Provide the data again in its entirety, exactly as given.

——————

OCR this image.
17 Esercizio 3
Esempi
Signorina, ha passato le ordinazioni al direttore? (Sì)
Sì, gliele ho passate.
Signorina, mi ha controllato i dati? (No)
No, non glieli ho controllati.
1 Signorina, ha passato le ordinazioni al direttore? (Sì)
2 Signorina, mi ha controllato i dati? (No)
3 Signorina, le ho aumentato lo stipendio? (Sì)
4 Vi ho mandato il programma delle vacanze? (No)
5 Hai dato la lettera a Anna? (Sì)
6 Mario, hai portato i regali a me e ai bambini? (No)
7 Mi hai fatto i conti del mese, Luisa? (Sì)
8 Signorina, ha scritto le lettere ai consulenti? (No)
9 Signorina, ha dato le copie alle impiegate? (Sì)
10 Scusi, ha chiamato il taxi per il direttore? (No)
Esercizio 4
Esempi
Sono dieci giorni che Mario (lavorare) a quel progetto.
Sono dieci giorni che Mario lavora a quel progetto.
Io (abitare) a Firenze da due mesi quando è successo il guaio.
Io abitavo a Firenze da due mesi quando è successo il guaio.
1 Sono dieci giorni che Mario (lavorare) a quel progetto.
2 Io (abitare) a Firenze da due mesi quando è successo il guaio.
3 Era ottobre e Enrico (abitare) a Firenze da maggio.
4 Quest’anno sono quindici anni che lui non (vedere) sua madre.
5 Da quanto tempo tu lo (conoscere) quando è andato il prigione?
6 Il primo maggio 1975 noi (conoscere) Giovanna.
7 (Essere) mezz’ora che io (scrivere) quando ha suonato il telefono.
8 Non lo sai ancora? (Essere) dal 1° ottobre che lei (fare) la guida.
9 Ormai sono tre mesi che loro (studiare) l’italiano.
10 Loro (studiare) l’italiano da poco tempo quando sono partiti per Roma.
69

——————

◆ **Task answer**
OCR this image.
17 Esercizio 3
Esempi
Signorina, ha passato le ordinazioni al direttore? (Sì)
Sì, gliele ho passate.
Signorina, mi ha controllato i dati? (No)
No, non glieli ho controllati.
1 Signorina, ha passato le ordinazioni al direttore? (Sì)
2 Signorina, mi ha controllato i dati? (No)
3 Signorina, le ho aumentato lo stipendio? (Sì)
4 Vi ho mandato il programma delle vacanze? (No)
5 Hai dato la lettera a Anna? (Sì)
6 Mario, hai portato i regali a me e ai bambini? (No)
7 Mi hai fatto i conti del mese, Luisa? (Sì)
8 Signorina, ha scritto le lettere ai consulenti? (No)
9 Signorina, ha dato le copie alle impiegate? (Sì)
10 Scusi, ha chiamato il taxi per il direttore? (No)
Esercizio 4
Esempi
Sono dieci giorni che Mario (lavorare) a quel progetto.
Sono dieci giorni che Mario lavora a quel progetto.
Io (abitare) a Firenze da due mesi quando è successo il guaio.
Io abitavo a Firenze da due mesi quando è successo il guaio.
1 Sono dieci giorni che Mario (lavorare) a quel progetto.
2 Io (abitare) a Firenze da due mesi quando è successo il guaio.
3 Era ottobre e Enrico (abitare) a Firenze da maggio.
4 Quest’anno sono quindici anni che lui non (vedere) sua madre.
5 Da quanto tempo tu lo (conoscere) quando è andato il prigione?
6 Il primo maggio 1975 noi (conoscere) Giovanna.
7 (Essere) mezz’ora che io (scrivere) quando ha suonato il telefono.
8 Non lo sai ancora? (Essere) dal 1° ottobre che lei (fare) la guida.
9 Ormai sono tre mesi che loro (studiare) l’italiano.
10 Loro (studiare) l’italiano da poco tempo quando sono partiti per Roma.
69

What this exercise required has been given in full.